__GIVEN RECORDS__.

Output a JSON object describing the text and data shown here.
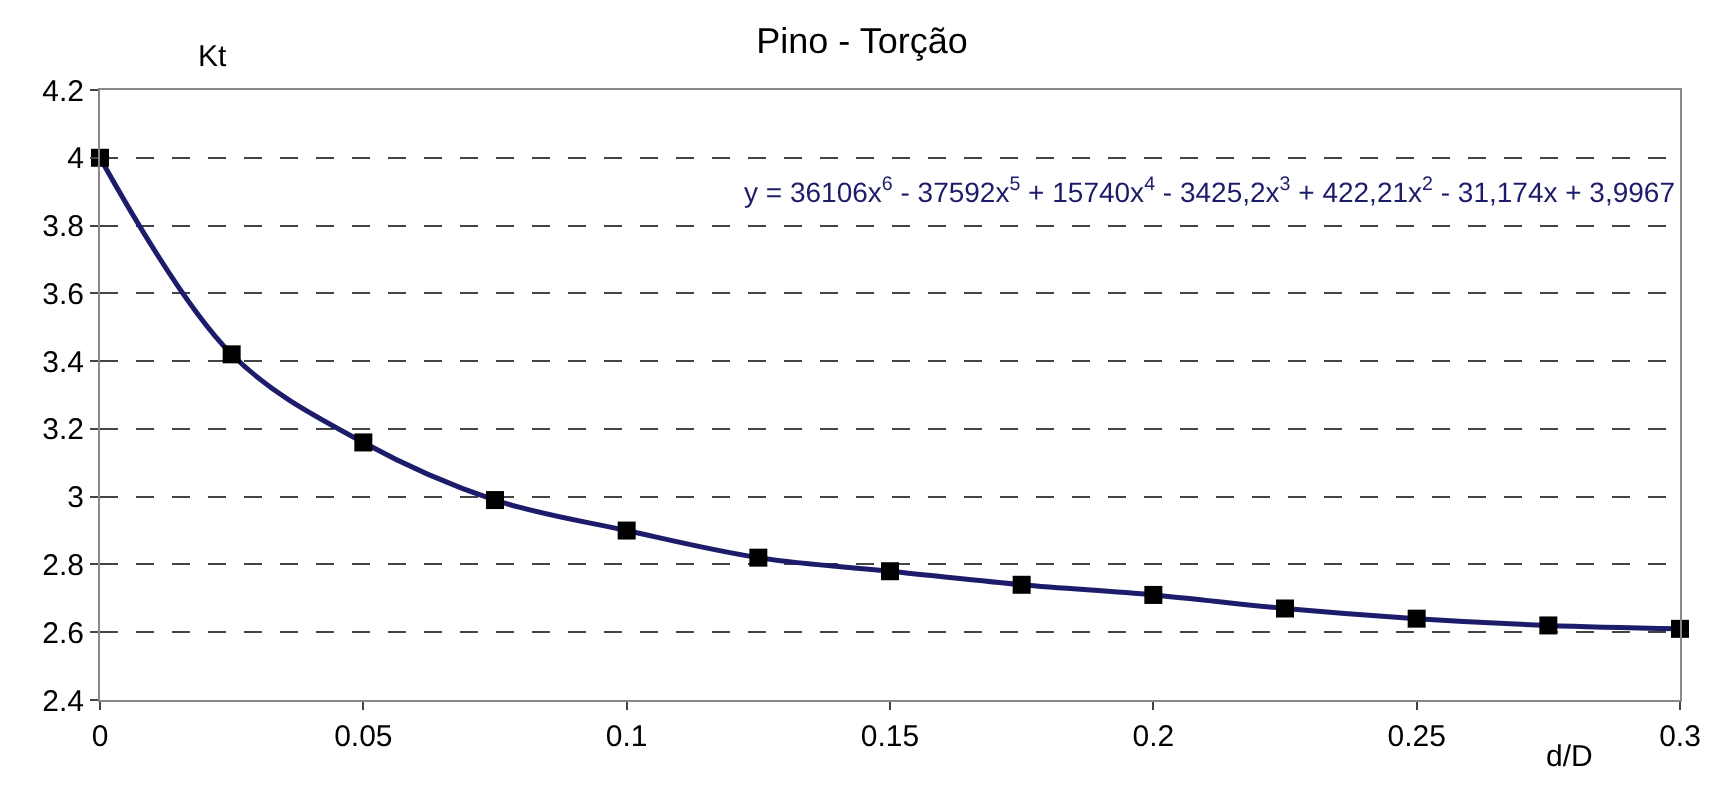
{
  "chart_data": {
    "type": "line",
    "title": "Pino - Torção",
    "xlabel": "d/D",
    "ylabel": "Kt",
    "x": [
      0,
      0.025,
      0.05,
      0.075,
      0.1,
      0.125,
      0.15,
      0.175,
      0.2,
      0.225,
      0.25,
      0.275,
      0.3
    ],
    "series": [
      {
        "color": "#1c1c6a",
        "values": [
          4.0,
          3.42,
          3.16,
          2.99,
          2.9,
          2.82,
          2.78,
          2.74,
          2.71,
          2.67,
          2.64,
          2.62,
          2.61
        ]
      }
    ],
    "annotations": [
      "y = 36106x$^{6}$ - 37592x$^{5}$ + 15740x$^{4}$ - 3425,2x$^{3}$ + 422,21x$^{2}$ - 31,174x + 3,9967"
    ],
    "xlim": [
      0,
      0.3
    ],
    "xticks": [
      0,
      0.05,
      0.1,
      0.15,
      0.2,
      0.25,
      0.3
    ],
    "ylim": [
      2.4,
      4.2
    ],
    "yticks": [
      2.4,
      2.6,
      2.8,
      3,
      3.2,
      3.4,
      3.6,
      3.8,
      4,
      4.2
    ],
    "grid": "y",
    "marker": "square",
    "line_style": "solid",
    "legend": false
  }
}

__WHAT YOU WILL DO__. Leave the pictures out and reproduce all of the records exactly.

__SOLUTION TO THE PROBLEM__.
Output a JSON object describing the text and data shown here.
{
  "chart_data": {
    "type": "line",
    "title": "Pino - Torção",
    "xlabel": "d/D",
    "ylabel": "Kt",
    "x": [
      0,
      0.025,
      0.05,
      0.075,
      0.1,
      0.125,
      0.15,
      0.175,
      0.2,
      0.225,
      0.25,
      0.275,
      0.3
    ],
    "series": [
      {
        "color": "#1c1c6a",
        "values": [
          4.0,
          3.42,
          3.16,
          2.99,
          2.9,
          2.82,
          2.78,
          2.74,
          2.71,
          2.67,
          2.64,
          2.62,
          2.61
        ]
      }
    ],
    "annotations": [
      "y = 36106x$^{6}$ - 37592x$^{5}$ + 15740x$^{4}$ - 3425,2x$^{3}$ + 422,21x$^{2}$ - 31,174x + 3,9967"
    ],
    "xlim": [
      0,
      0.3
    ],
    "xticks": [
      0,
      0.05,
      0.1,
      0.15,
      0.2,
      0.25,
      0.3
    ],
    "ylim": [
      2.4,
      4.2
    ],
    "yticks": [
      2.4,
      2.6,
      2.8,
      3,
      3.2,
      3.4,
      3.6,
      3.8,
      4,
      4.2
    ],
    "grid": "y",
    "marker": "square",
    "line_style": "solid",
    "legend": false
  }
}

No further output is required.